**INSTRUCTIONS FOR THE TASK:**
Retype the whole listing, please, keeping every line exact and dropping the pictures.

==== RAW RECORDS ====

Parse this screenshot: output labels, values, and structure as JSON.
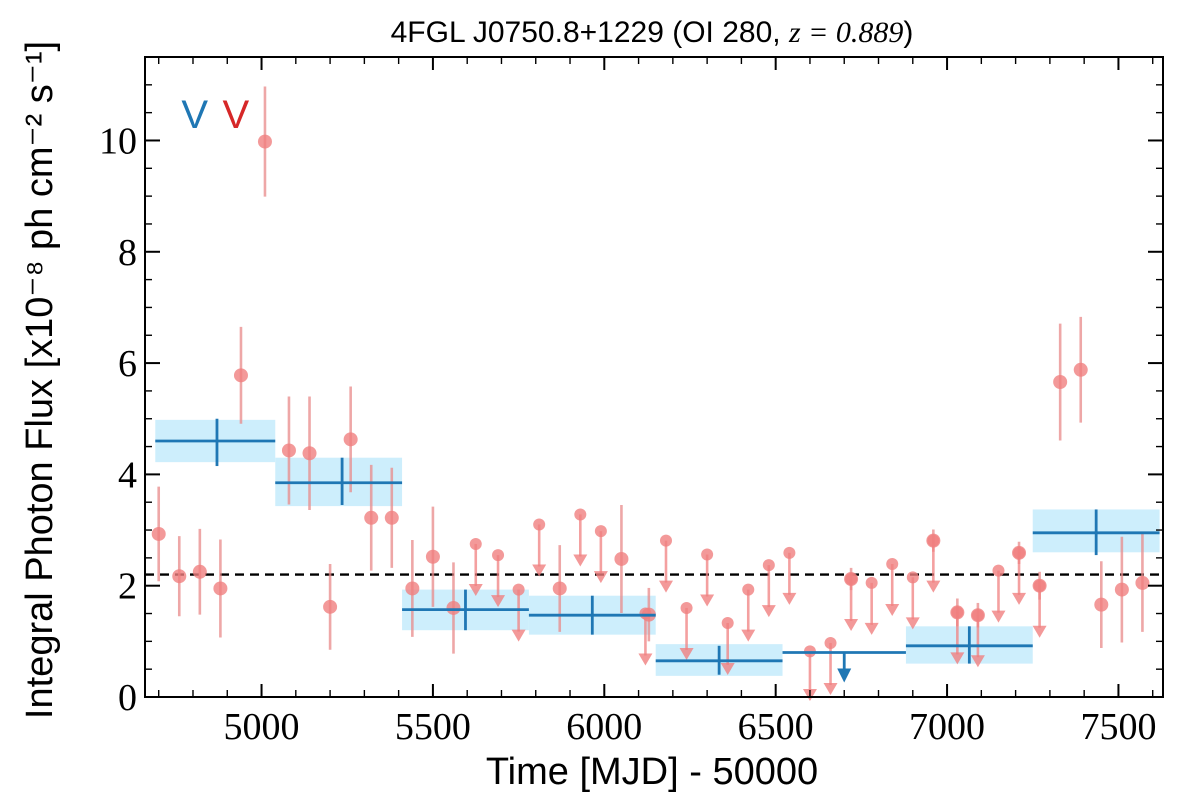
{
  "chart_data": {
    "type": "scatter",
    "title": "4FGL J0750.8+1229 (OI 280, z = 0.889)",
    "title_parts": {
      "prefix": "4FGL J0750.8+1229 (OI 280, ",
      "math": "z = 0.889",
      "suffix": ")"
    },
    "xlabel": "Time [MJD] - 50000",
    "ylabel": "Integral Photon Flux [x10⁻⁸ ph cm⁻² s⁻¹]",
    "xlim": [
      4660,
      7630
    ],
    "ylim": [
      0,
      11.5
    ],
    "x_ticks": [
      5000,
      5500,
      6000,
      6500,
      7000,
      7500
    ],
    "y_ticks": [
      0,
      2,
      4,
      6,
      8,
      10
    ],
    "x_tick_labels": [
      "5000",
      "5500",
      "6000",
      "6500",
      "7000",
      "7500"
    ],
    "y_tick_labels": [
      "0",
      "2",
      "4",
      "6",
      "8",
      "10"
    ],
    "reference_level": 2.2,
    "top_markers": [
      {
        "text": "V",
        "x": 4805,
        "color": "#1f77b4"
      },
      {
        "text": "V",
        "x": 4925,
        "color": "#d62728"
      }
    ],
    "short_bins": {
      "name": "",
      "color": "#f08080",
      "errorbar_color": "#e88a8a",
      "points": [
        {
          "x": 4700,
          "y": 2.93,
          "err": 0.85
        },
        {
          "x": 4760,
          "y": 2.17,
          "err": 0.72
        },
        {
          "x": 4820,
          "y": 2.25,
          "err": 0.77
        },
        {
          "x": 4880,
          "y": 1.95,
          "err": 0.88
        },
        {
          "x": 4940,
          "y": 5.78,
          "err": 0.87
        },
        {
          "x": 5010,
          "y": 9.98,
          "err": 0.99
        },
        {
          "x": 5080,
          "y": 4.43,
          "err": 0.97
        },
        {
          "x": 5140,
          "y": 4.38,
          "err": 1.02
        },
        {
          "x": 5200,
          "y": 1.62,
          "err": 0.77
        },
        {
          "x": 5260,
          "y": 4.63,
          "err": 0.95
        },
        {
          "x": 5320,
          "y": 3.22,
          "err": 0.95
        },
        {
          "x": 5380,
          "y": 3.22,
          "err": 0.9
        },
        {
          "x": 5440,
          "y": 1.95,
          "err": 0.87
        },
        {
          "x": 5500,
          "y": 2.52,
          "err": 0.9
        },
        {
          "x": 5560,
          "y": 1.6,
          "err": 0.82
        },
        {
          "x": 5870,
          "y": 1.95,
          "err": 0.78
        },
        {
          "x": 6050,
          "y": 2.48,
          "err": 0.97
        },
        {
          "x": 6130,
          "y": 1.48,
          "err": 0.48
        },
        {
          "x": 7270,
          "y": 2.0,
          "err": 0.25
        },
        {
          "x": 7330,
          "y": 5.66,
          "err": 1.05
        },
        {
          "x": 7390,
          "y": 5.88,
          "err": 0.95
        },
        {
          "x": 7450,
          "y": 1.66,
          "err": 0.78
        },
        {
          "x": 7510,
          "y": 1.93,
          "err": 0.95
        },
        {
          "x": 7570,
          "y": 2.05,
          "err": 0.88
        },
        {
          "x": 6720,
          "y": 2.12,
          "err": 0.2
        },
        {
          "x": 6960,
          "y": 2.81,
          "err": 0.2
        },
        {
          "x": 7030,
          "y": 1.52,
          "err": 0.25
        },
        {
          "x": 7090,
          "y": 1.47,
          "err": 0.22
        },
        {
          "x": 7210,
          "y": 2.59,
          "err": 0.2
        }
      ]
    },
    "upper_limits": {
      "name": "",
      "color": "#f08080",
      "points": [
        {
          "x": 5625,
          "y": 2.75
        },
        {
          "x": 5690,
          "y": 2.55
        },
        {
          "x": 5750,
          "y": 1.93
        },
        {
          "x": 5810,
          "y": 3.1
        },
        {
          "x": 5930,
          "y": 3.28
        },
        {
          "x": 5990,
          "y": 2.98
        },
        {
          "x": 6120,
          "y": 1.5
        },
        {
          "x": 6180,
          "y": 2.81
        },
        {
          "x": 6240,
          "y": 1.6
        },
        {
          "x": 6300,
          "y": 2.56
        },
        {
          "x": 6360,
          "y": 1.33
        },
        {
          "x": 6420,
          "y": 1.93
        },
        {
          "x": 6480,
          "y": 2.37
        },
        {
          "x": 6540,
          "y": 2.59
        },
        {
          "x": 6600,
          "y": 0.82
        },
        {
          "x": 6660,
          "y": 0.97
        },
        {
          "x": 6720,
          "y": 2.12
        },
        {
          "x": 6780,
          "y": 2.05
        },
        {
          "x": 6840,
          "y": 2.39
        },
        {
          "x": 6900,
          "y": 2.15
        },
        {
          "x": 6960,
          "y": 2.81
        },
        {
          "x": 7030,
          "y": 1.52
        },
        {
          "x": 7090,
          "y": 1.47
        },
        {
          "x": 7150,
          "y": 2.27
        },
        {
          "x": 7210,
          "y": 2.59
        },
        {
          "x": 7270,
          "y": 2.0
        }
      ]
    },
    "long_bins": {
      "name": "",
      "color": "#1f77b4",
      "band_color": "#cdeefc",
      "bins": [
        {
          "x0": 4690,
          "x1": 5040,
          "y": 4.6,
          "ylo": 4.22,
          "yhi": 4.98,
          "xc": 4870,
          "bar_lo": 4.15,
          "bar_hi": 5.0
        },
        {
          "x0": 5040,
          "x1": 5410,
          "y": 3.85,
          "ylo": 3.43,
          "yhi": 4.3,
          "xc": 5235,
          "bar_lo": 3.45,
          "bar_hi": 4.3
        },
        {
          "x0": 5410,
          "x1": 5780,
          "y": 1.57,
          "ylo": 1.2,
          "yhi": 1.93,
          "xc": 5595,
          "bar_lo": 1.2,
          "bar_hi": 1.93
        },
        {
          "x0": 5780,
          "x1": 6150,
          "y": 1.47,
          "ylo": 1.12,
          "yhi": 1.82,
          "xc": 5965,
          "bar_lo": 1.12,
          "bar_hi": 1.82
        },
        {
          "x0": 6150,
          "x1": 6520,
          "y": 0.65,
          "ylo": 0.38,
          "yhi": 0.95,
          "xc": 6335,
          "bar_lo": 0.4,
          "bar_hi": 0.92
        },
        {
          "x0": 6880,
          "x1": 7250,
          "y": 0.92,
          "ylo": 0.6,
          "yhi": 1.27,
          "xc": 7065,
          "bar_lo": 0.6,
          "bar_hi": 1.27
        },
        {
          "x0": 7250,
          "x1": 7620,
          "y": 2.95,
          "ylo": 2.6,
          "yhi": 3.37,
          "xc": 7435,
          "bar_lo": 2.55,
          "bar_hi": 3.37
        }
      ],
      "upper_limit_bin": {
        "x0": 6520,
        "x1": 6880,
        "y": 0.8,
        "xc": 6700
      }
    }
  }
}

====

**FINISHED ANSWER:**
Parse this screenshot: output labels, values, and structure as JSON.
{
  "chart_data": {
    "type": "scatter",
    "title": "4FGL J0750.8+1229 (OI 280, z = 0.889)",
    "title_parts": {
      "prefix": "4FGL J0750.8+1229 (OI 280, ",
      "math": "z = 0.889",
      "suffix": ")"
    },
    "xlabel": "Time [MJD] - 50000",
    "ylabel": "Integral Photon Flux [x10⁻⁸ ph cm⁻² s⁻¹]",
    "xlim": [
      4660,
      7630
    ],
    "ylim": [
      0,
      11.5
    ],
    "x_ticks": [
      5000,
      5500,
      6000,
      6500,
      7000,
      7500
    ],
    "y_ticks": [
      0,
      2,
      4,
      6,
      8,
      10
    ],
    "x_tick_labels": [
      "5000",
      "5500",
      "6000",
      "6500",
      "7000",
      "7500"
    ],
    "y_tick_labels": [
      "0",
      "2",
      "4",
      "6",
      "8",
      "10"
    ],
    "reference_level": 2.2,
    "top_markers": [
      {
        "text": "V",
        "x": 4805,
        "color": "#1f77b4"
      },
      {
        "text": "V",
        "x": 4925,
        "color": "#d62728"
      }
    ],
    "short_bins": {
      "name": "",
      "color": "#f08080",
      "errorbar_color": "#e88a8a",
      "points": [
        {
          "x": 4700,
          "y": 2.93,
          "err": 0.85
        },
        {
          "x": 4760,
          "y": 2.17,
          "err": 0.72
        },
        {
          "x": 4820,
          "y": 2.25,
          "err": 0.77
        },
        {
          "x": 4880,
          "y": 1.95,
          "err": 0.88
        },
        {
          "x": 4940,
          "y": 5.78,
          "err": 0.87
        },
        {
          "x": 5010,
          "y": 9.98,
          "err": 0.99
        },
        {
          "x": 5080,
          "y": 4.43,
          "err": 0.97
        },
        {
          "x": 5140,
          "y": 4.38,
          "err": 1.02
        },
        {
          "x": 5200,
          "y": 1.62,
          "err": 0.77
        },
        {
          "x": 5260,
          "y": 4.63,
          "err": 0.95
        },
        {
          "x": 5320,
          "y": 3.22,
          "err": 0.95
        },
        {
          "x": 5380,
          "y": 3.22,
          "err": 0.9
        },
        {
          "x": 5440,
          "y": 1.95,
          "err": 0.87
        },
        {
          "x": 5500,
          "y": 2.52,
          "err": 0.9
        },
        {
          "x": 5560,
          "y": 1.6,
          "err": 0.82
        },
        {
          "x": 5870,
          "y": 1.95,
          "err": 0.78
        },
        {
          "x": 6050,
          "y": 2.48,
          "err": 0.97
        },
        {
          "x": 6130,
          "y": 1.48,
          "err": 0.48
        },
        {
          "x": 7270,
          "y": 2.0,
          "err": 0.25
        },
        {
          "x": 7330,
          "y": 5.66,
          "err": 1.05
        },
        {
          "x": 7390,
          "y": 5.88,
          "err": 0.95
        },
        {
          "x": 7450,
          "y": 1.66,
          "err": 0.78
        },
        {
          "x": 7510,
          "y": 1.93,
          "err": 0.95
        },
        {
          "x": 7570,
          "y": 2.05,
          "err": 0.88
        },
        {
          "x": 6720,
          "y": 2.12,
          "err": 0.2
        },
        {
          "x": 6960,
          "y": 2.81,
          "err": 0.2
        },
        {
          "x": 7030,
          "y": 1.52,
          "err": 0.25
        },
        {
          "x": 7090,
          "y": 1.47,
          "err": 0.22
        },
        {
          "x": 7210,
          "y": 2.59,
          "err": 0.2
        }
      ]
    },
    "upper_limits": {
      "name": "",
      "color": "#f08080",
      "points": [
        {
          "x": 5625,
          "y": 2.75
        },
        {
          "x": 5690,
          "y": 2.55
        },
        {
          "x": 5750,
          "y": 1.93
        },
        {
          "x": 5810,
          "y": 3.1
        },
        {
          "x": 5930,
          "y": 3.28
        },
        {
          "x": 5990,
          "y": 2.98
        },
        {
          "x": 6120,
          "y": 1.5
        },
        {
          "x": 6180,
          "y": 2.81
        },
        {
          "x": 6240,
          "y": 1.6
        },
        {
          "x": 6300,
          "y": 2.56
        },
        {
          "x": 6360,
          "y": 1.33
        },
        {
          "x": 6420,
          "y": 1.93
        },
        {
          "x": 6480,
          "y": 2.37
        },
        {
          "x": 6540,
          "y": 2.59
        },
        {
          "x": 6600,
          "y": 0.82
        },
        {
          "x": 6660,
          "y": 0.97
        },
        {
          "x": 6720,
          "y": 2.12
        },
        {
          "x": 6780,
          "y": 2.05
        },
        {
          "x": 6840,
          "y": 2.39
        },
        {
          "x": 6900,
          "y": 2.15
        },
        {
          "x": 6960,
          "y": 2.81
        },
        {
          "x": 7030,
          "y": 1.52
        },
        {
          "x": 7090,
          "y": 1.47
        },
        {
          "x": 7150,
          "y": 2.27
        },
        {
          "x": 7210,
          "y": 2.59
        },
        {
          "x": 7270,
          "y": 2.0
        }
      ]
    },
    "long_bins": {
      "name": "",
      "color": "#1f77b4",
      "band_color": "#cdeefc",
      "bins": [
        {
          "x0": 4690,
          "x1": 5040,
          "y": 4.6,
          "ylo": 4.22,
          "yhi": 4.98,
          "xc": 4870,
          "bar_lo": 4.15,
          "bar_hi": 5.0
        },
        {
          "x0": 5040,
          "x1": 5410,
          "y": 3.85,
          "ylo": 3.43,
          "yhi": 4.3,
          "xc": 5235,
          "bar_lo": 3.45,
          "bar_hi": 4.3
        },
        {
          "x0": 5410,
          "x1": 5780,
          "y": 1.57,
          "ylo": 1.2,
          "yhi": 1.93,
          "xc": 5595,
          "bar_lo": 1.2,
          "bar_hi": 1.93
        },
        {
          "x0": 5780,
          "x1": 6150,
          "y": 1.47,
          "ylo": 1.12,
          "yhi": 1.82,
          "xc": 5965,
          "bar_lo": 1.12,
          "bar_hi": 1.82
        },
        {
          "x0": 6150,
          "x1": 6520,
          "y": 0.65,
          "ylo": 0.38,
          "yhi": 0.95,
          "xc": 6335,
          "bar_lo": 0.4,
          "bar_hi": 0.92
        },
        {
          "x0": 6880,
          "x1": 7250,
          "y": 0.92,
          "ylo": 0.6,
          "yhi": 1.27,
          "xc": 7065,
          "bar_lo": 0.6,
          "bar_hi": 1.27
        },
        {
          "x0": 7250,
          "x1": 7620,
          "y": 2.95,
          "ylo": 2.6,
          "yhi": 3.37,
          "xc": 7435,
          "bar_lo": 2.55,
          "bar_hi": 3.37
        }
      ],
      "upper_limit_bin": {
        "x0": 6520,
        "x1": 6880,
        "y": 0.8,
        "xc": 6700
      }
    }
  }
}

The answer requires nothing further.